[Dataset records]
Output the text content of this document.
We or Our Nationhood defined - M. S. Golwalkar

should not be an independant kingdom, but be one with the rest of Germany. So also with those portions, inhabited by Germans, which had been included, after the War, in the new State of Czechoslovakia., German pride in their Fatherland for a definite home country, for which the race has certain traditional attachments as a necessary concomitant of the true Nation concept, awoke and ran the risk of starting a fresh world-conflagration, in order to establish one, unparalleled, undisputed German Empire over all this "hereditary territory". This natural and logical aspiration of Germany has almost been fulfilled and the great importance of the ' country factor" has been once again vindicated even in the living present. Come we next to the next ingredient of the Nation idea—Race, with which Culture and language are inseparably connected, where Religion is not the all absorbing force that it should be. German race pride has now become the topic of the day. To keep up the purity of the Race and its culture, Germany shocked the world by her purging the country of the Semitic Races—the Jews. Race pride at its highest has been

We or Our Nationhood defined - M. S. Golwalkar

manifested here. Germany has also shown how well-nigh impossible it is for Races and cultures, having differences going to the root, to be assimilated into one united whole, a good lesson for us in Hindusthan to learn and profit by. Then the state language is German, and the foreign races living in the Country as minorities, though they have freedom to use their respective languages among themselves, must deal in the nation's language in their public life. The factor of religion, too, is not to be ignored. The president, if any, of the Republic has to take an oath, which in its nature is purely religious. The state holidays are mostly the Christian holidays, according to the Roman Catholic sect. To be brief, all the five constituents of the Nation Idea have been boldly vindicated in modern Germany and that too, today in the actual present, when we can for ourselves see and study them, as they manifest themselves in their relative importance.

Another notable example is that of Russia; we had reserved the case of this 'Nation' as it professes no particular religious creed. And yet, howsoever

▸ Task instructions
Copy out the whole listing exactly.

▸ Task response
Output the text content of this document.
We or Our Nationhood defined - M. S. Golwalkar

should not be an independant kingdom, but be one with the rest of Germany. So also with those portions, inhabited by Germans, which had been included, after the War, in the new State of Czechoslovakia., German pride in their Fatherland for a definite home country, for which the race has certain traditional attachments as a necessary concomitant of the true Nation concept, awoke and ran the risk of starting a fresh world-conflagration, in order to establish one, unparalleled, undisputed German Empire over all this "hereditary territory". This natural and logical aspiration of Germany has almost been fulfilled and the great importance of the ' country factor" has been once again vindicated even in the living present. Come we next to the next ingredient of the Nation idea—Race, with which Culture and language are inseparably connected, where Religion is not the all absorbing force that it should be. German race pride has now become the topic of the day. To keep up the purity of the Race and its culture, Germany shocked the world by her purging the country of the Semitic Races—the Jews. Race pride at its highest has been

We or Our Nationhood defined - M. S. Golwalkar

manifested here. Germany has also shown how well-nigh impossible it is for Races and cultures, having differences going to the root, to be assimilated into one united whole, a good lesson for us in Hindusthan to learn and profit by. Then the state language is German, and the foreign races living in the Country as minorities, though they have freedom to use their respective languages among themselves, must deal in the nation's language in their public life. The factor of religion, too, is not to be ignored. The president, if any, of the Republic has to take an oath, which in its nature is purely religious. The state holidays are mostly the Christian holidays, according to the Roman Catholic sect. To be brief, all the five constituents of the Nation Idea have been boldly vindicated in modern Germany and that too, today in the actual present, when we can for ourselves see and study them, as they manifest themselves in their relative importance.

Another notable example is that of Russia; we had reserved the case of this 'Nation' as it professes no particular religious creed. And yet, howsoever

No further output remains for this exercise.